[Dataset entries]

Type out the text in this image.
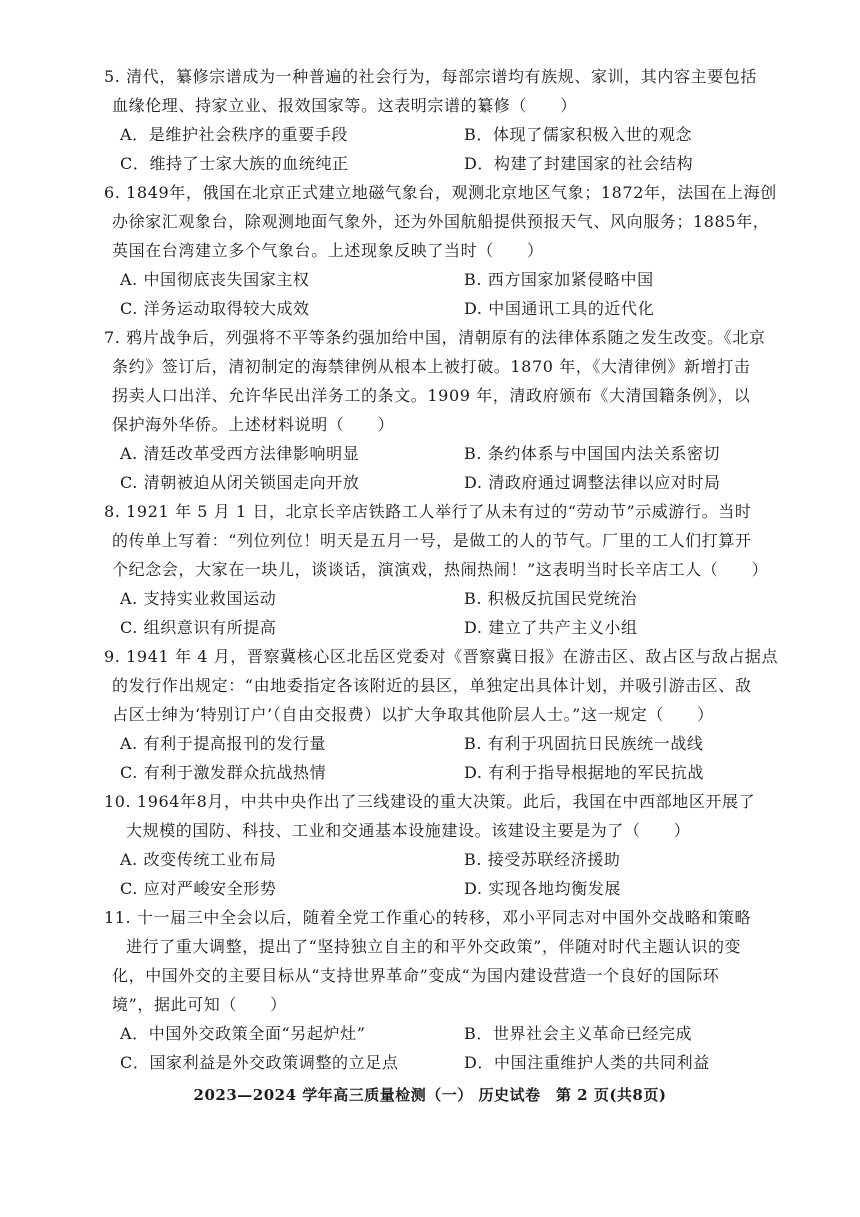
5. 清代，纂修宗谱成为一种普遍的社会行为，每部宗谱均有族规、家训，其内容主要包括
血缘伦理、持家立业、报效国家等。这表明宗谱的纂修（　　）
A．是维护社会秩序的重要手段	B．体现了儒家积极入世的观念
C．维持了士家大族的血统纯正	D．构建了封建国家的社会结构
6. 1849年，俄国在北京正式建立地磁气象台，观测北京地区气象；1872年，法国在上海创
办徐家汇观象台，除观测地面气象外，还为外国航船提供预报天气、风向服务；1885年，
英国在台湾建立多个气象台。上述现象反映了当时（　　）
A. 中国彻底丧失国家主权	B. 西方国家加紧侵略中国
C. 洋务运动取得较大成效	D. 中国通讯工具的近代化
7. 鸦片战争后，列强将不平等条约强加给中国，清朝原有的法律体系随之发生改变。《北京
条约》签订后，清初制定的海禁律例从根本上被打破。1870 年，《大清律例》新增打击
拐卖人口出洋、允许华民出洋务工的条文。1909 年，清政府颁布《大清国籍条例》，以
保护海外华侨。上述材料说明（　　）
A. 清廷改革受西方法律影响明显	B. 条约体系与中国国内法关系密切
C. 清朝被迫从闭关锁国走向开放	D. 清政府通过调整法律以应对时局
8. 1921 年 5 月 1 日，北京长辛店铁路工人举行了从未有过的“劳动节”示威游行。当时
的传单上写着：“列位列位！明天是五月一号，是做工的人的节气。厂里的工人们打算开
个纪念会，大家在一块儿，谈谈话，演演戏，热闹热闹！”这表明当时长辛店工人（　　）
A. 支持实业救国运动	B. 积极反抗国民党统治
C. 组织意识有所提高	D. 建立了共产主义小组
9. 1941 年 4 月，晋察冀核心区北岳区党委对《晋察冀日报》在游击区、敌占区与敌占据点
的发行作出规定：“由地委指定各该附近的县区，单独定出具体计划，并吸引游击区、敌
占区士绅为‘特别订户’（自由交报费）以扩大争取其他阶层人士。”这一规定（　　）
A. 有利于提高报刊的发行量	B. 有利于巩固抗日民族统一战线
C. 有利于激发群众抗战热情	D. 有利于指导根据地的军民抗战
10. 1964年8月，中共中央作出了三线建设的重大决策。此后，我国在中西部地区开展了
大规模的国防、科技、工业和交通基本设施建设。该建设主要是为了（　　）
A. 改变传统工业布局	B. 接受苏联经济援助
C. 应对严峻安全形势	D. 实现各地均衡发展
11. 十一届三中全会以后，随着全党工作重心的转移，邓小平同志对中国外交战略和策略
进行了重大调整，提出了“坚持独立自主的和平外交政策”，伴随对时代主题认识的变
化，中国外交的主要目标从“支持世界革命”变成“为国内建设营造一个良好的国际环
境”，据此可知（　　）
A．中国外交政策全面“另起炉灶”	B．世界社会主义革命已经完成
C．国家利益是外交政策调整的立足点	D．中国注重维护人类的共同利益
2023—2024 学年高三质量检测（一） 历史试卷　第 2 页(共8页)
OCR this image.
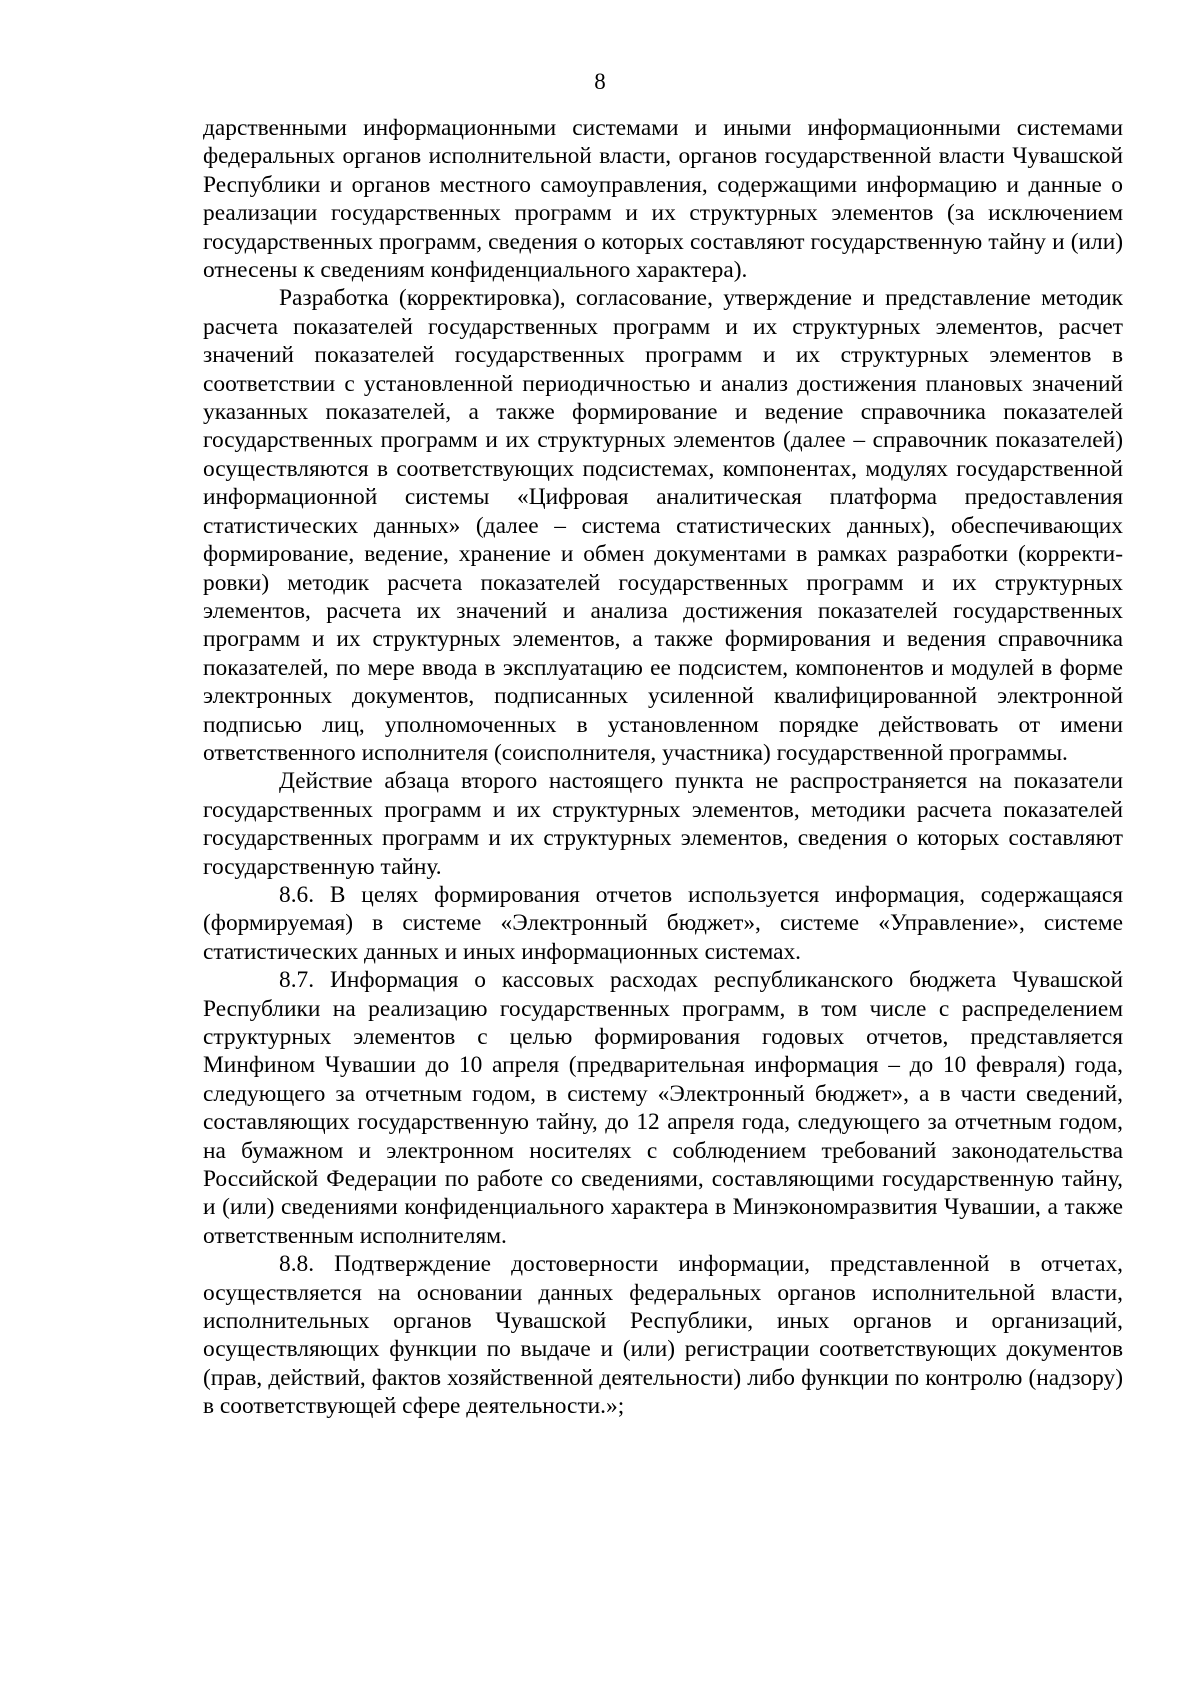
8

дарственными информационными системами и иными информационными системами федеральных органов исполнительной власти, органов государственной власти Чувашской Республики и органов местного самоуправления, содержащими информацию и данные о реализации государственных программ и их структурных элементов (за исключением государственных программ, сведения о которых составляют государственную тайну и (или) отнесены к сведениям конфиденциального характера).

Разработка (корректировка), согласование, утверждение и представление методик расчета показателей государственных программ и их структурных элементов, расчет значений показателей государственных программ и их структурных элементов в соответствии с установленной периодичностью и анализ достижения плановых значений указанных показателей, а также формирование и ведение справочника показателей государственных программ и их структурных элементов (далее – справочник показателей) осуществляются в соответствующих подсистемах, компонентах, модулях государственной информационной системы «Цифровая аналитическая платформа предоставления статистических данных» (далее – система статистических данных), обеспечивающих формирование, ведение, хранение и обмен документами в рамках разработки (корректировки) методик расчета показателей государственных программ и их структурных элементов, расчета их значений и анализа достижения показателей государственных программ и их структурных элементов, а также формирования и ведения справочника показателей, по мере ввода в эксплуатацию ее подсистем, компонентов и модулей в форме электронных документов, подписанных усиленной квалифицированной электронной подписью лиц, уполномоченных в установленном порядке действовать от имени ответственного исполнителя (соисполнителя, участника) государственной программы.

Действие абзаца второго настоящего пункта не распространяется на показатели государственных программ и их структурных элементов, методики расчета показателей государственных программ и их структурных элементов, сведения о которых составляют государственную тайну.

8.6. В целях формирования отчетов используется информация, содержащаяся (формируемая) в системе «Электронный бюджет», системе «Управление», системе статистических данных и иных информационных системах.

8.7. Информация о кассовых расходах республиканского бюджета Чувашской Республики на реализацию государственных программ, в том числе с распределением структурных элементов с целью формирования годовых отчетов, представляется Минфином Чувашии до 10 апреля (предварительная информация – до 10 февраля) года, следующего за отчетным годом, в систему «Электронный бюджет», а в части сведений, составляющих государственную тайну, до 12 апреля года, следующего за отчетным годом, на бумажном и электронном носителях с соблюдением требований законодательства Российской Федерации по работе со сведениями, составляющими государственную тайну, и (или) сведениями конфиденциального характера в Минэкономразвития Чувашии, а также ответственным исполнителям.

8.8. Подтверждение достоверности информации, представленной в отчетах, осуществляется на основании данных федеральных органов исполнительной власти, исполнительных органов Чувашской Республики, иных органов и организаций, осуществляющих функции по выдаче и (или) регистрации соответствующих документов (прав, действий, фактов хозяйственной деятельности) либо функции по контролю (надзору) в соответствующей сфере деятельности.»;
---
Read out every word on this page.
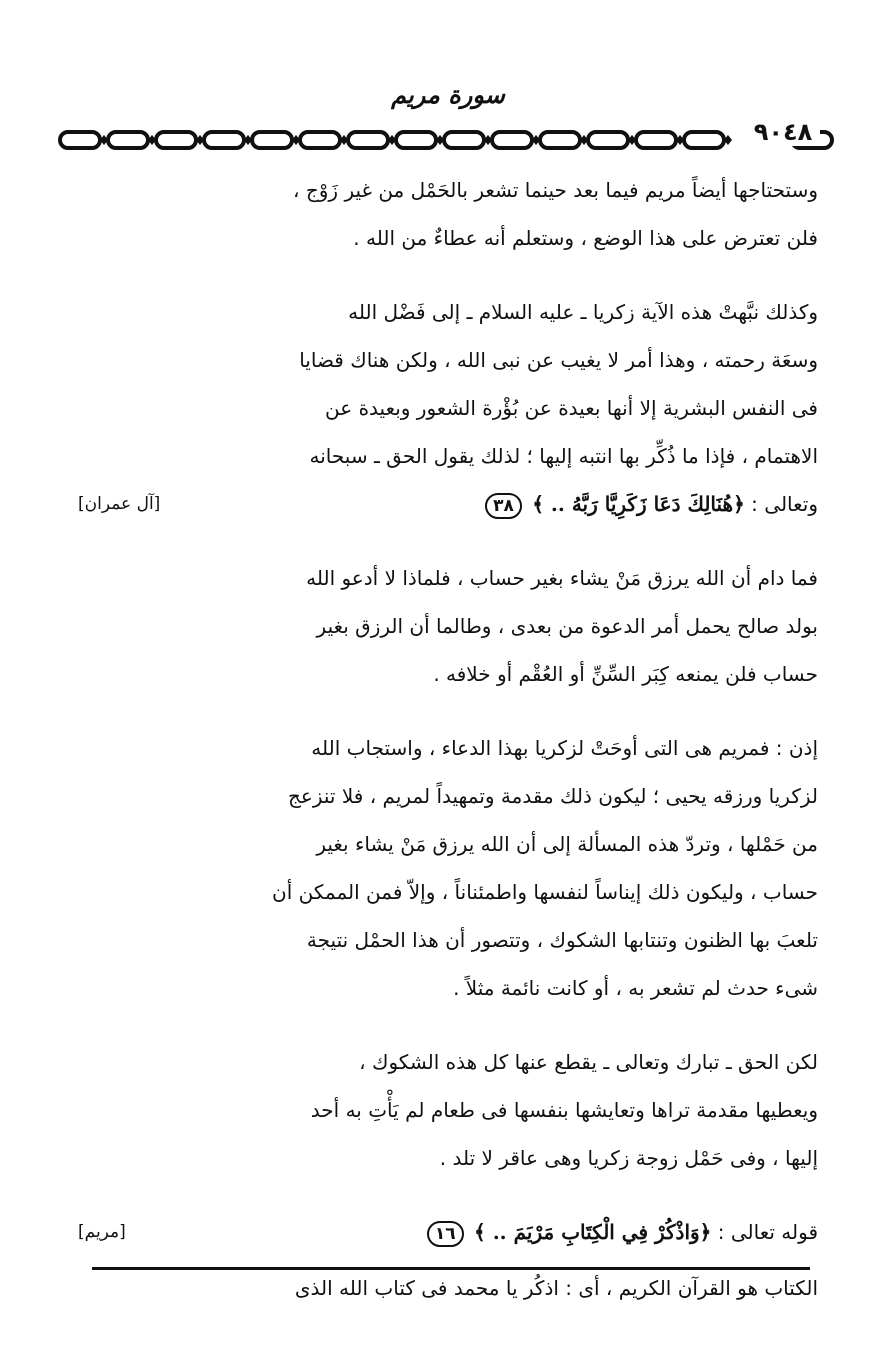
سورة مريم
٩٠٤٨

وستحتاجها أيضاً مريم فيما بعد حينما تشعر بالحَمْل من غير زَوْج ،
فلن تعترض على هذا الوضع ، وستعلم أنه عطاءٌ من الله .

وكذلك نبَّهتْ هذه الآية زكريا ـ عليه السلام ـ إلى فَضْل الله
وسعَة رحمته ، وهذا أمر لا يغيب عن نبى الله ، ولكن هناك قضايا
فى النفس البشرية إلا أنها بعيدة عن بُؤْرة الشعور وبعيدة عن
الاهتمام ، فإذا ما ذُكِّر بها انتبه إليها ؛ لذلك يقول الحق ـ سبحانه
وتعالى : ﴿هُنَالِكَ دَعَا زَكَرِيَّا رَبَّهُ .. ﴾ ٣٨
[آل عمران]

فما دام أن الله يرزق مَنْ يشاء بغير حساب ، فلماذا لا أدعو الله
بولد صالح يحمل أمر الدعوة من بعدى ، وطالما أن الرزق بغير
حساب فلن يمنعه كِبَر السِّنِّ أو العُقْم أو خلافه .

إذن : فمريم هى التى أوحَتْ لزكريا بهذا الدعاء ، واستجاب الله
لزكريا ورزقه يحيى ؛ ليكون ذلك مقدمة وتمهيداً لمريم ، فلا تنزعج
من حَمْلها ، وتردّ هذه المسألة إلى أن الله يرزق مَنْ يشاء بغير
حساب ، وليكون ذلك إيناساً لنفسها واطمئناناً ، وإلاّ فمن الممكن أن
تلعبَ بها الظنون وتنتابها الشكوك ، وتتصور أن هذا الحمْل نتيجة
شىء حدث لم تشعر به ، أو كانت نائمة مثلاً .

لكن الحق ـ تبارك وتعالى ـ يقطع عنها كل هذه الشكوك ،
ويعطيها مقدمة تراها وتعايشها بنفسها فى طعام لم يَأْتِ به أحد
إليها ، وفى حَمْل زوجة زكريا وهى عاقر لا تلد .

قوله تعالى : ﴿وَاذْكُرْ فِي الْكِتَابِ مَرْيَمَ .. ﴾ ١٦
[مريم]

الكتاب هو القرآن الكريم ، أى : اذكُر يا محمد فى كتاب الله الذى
--
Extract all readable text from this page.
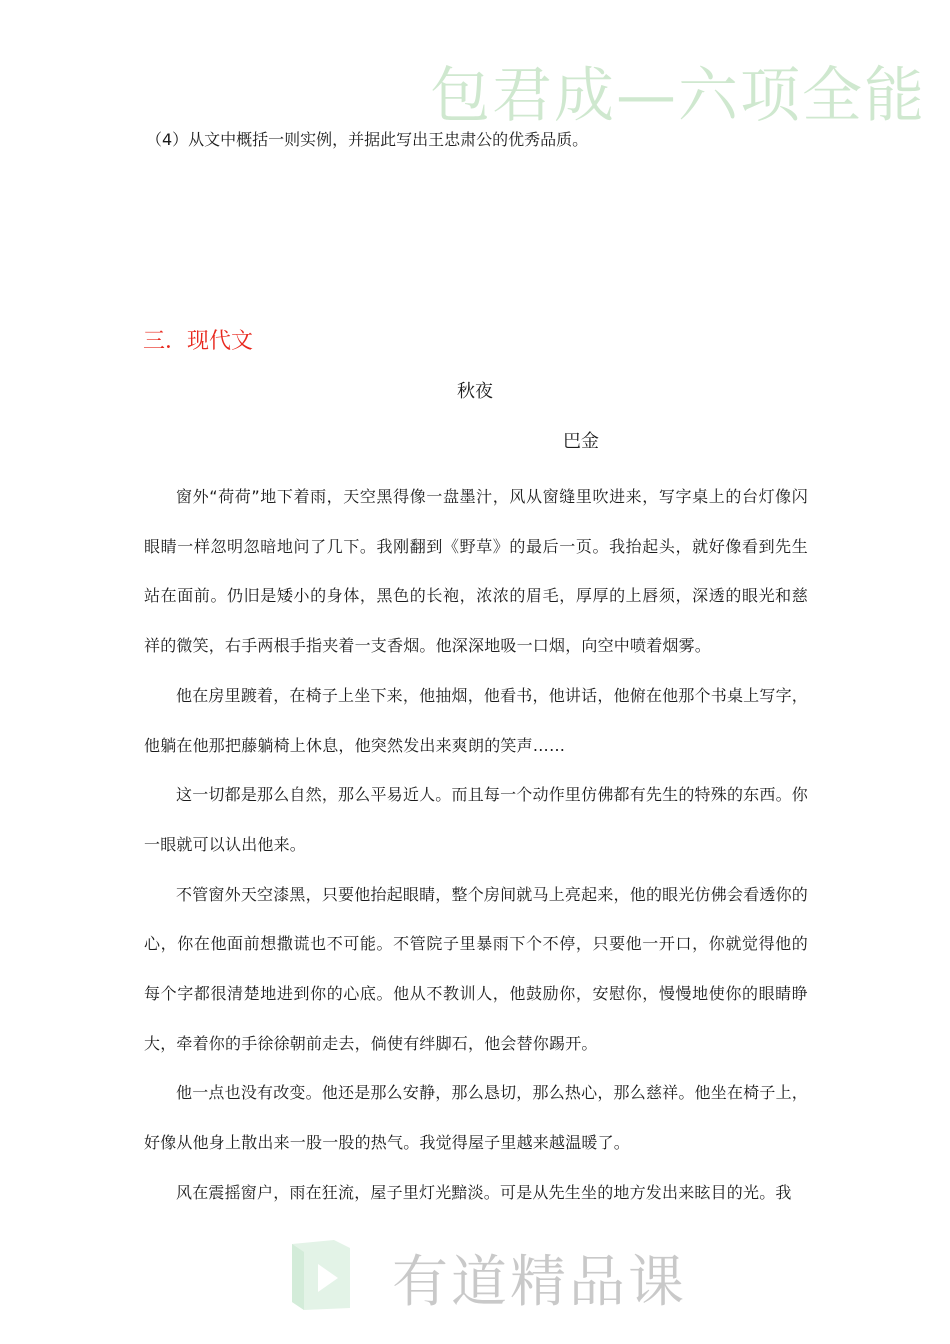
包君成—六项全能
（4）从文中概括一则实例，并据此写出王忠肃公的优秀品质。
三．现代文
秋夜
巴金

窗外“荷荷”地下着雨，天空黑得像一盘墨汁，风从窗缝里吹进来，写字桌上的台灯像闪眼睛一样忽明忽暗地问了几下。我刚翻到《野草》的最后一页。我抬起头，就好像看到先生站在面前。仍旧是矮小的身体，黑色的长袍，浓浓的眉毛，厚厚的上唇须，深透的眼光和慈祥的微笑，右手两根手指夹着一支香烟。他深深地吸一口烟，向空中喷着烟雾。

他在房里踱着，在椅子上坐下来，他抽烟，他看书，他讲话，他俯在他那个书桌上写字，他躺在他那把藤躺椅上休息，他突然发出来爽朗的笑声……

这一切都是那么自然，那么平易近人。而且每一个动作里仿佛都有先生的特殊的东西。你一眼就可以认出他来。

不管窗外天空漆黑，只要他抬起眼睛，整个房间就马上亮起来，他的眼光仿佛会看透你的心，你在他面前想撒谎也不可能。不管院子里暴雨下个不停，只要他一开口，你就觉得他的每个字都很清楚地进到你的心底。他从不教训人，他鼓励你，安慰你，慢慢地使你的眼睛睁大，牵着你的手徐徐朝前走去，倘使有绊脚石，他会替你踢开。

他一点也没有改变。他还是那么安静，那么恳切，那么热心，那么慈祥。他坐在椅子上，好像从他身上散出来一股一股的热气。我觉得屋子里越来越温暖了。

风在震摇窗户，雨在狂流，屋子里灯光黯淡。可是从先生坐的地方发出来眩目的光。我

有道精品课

* [SET EXERCISE] Collect the complete line wherever the string "إليها" appears in the records.

* [SOLUTION TO THIS TASK]
الاهتمام ، فإذا ما ذُكِّر بها انتبه إليها ؛ لذلك يقول الحق ـ سبحانه
إليها ، وفى حَمْل زوجة زكريا وهى عاقر لا تلد .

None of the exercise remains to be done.